[Dataset listings of figures]
+---+

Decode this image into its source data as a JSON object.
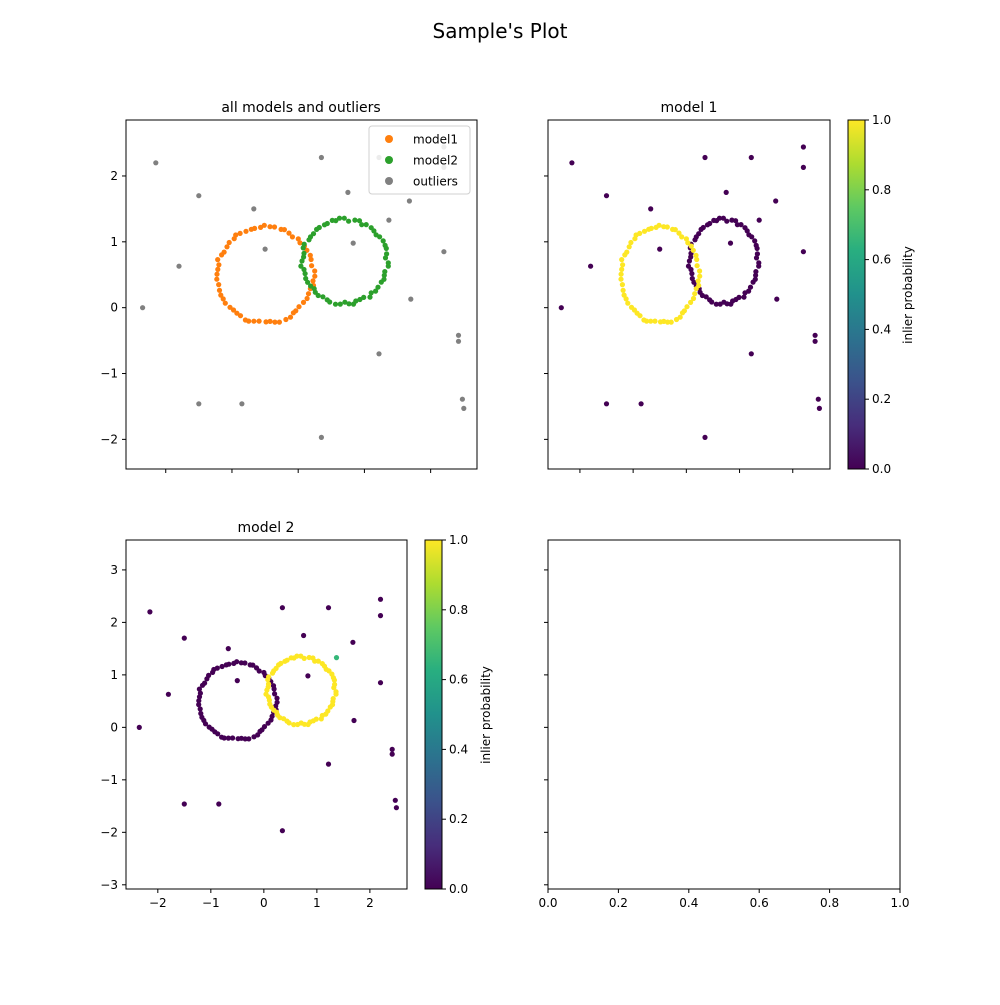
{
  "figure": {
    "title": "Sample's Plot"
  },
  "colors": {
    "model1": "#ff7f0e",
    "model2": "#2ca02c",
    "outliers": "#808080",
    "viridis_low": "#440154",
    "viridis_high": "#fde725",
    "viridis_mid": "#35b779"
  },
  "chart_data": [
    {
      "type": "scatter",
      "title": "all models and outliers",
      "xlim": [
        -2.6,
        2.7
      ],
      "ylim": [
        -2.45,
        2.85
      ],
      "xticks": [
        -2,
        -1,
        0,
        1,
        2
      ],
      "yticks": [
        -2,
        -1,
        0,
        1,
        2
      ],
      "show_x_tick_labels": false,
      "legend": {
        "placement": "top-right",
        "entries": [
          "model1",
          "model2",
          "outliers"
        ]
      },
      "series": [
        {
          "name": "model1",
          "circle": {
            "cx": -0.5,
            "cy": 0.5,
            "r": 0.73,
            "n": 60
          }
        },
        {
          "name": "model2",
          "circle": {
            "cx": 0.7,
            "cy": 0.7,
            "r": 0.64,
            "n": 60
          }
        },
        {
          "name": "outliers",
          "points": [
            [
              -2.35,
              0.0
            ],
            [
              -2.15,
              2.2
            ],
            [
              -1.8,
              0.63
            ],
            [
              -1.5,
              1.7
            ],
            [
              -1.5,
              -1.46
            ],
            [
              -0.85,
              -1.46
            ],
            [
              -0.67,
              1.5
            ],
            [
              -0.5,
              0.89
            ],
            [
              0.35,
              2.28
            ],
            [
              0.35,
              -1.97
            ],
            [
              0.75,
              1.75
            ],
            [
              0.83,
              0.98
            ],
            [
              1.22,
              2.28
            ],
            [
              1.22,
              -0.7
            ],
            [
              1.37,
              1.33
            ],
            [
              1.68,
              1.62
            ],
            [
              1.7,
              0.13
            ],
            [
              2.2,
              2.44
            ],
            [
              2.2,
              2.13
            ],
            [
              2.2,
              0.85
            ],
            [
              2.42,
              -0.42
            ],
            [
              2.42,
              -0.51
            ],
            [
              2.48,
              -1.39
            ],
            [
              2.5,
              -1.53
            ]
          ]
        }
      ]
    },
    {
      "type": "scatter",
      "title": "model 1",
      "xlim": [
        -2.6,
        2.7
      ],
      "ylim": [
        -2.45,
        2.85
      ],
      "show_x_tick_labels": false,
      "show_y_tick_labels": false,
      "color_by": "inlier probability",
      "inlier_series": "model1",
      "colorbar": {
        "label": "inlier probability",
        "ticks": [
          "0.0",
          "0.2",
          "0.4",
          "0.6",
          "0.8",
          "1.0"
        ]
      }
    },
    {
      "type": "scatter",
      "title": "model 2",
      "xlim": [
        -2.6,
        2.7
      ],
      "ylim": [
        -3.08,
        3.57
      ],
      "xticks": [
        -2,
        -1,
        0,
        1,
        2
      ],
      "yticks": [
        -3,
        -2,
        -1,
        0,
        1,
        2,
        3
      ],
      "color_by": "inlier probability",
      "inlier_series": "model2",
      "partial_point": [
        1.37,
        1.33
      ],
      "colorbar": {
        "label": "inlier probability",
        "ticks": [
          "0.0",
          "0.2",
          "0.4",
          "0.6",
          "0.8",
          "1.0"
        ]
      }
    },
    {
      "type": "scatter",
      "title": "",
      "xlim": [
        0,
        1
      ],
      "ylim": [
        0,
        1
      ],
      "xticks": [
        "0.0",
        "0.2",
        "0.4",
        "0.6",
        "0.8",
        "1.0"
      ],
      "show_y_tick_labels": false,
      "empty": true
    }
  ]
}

+---+

**INSTRUCTIONS TO FOLLOW**: Transcribe all the lines above exactly, apart from the pictures.

**OUTPUT FOR THIS TASK**:
Decode this image into its source data as a JSON object.
{
  "figure": {
    "title": "Sample's Plot"
  },
  "colors": {
    "model1": "#ff7f0e",
    "model2": "#2ca02c",
    "outliers": "#808080",
    "viridis_low": "#440154",
    "viridis_high": "#fde725",
    "viridis_mid": "#35b779"
  },
  "chart_data": [
    {
      "type": "scatter",
      "title": "all models and outliers",
      "xlim": [
        -2.6,
        2.7
      ],
      "ylim": [
        -2.45,
        2.85
      ],
      "xticks": [
        -2,
        -1,
        0,
        1,
        2
      ],
      "yticks": [
        -2,
        -1,
        0,
        1,
        2
      ],
      "show_x_tick_labels": false,
      "legend": {
        "placement": "top-right",
        "entries": [
          "model1",
          "model2",
          "outliers"
        ]
      },
      "series": [
        {
          "name": "model1",
          "circle": {
            "cx": -0.5,
            "cy": 0.5,
            "r": 0.73,
            "n": 60
          }
        },
        {
          "name": "model2",
          "circle": {
            "cx": 0.7,
            "cy": 0.7,
            "r": 0.64,
            "n": 60
          }
        },
        {
          "name": "outliers",
          "points": [
            [
              -2.35,
              0.0
            ],
            [
              -2.15,
              2.2
            ],
            [
              -1.8,
              0.63
            ],
            [
              -1.5,
              1.7
            ],
            [
              -1.5,
              -1.46
            ],
            [
              -0.85,
              -1.46
            ],
            [
              -0.67,
              1.5
            ],
            [
              -0.5,
              0.89
            ],
            [
              0.35,
              2.28
            ],
            [
              0.35,
              -1.97
            ],
            [
              0.75,
              1.75
            ],
            [
              0.83,
              0.98
            ],
            [
              1.22,
              2.28
            ],
            [
              1.22,
              -0.7
            ],
            [
              1.37,
              1.33
            ],
            [
              1.68,
              1.62
            ],
            [
              1.7,
              0.13
            ],
            [
              2.2,
              2.44
            ],
            [
              2.2,
              2.13
            ],
            [
              2.2,
              0.85
            ],
            [
              2.42,
              -0.42
            ],
            [
              2.42,
              -0.51
            ],
            [
              2.48,
              -1.39
            ],
            [
              2.5,
              -1.53
            ]
          ]
        }
      ]
    },
    {
      "type": "scatter",
      "title": "model 1",
      "xlim": [
        -2.6,
        2.7
      ],
      "ylim": [
        -2.45,
        2.85
      ],
      "show_x_tick_labels": false,
      "show_y_tick_labels": false,
      "color_by": "inlier probability",
      "inlier_series": "model1",
      "colorbar": {
        "label": "inlier probability",
        "ticks": [
          "0.0",
          "0.2",
          "0.4",
          "0.6",
          "0.8",
          "1.0"
        ]
      }
    },
    {
      "type": "scatter",
      "title": "model 2",
      "xlim": [
        -2.6,
        2.7
      ],
      "ylim": [
        -3.08,
        3.57
      ],
      "xticks": [
        -2,
        -1,
        0,
        1,
        2
      ],
      "yticks": [
        -3,
        -2,
        -1,
        0,
        1,
        2,
        3
      ],
      "color_by": "inlier probability",
      "inlier_series": "model2",
      "partial_point": [
        1.37,
        1.33
      ],
      "colorbar": {
        "label": "inlier probability",
        "ticks": [
          "0.0",
          "0.2",
          "0.4",
          "0.6",
          "0.8",
          "1.0"
        ]
      }
    },
    {
      "type": "scatter",
      "title": "",
      "xlim": [
        0,
        1
      ],
      "ylim": [
        0,
        1
      ],
      "xticks": [
        "0.0",
        "0.2",
        "0.4",
        "0.6",
        "0.8",
        "1.0"
      ],
      "show_y_tick_labels": false,
      "empty": true
    }
  ]
}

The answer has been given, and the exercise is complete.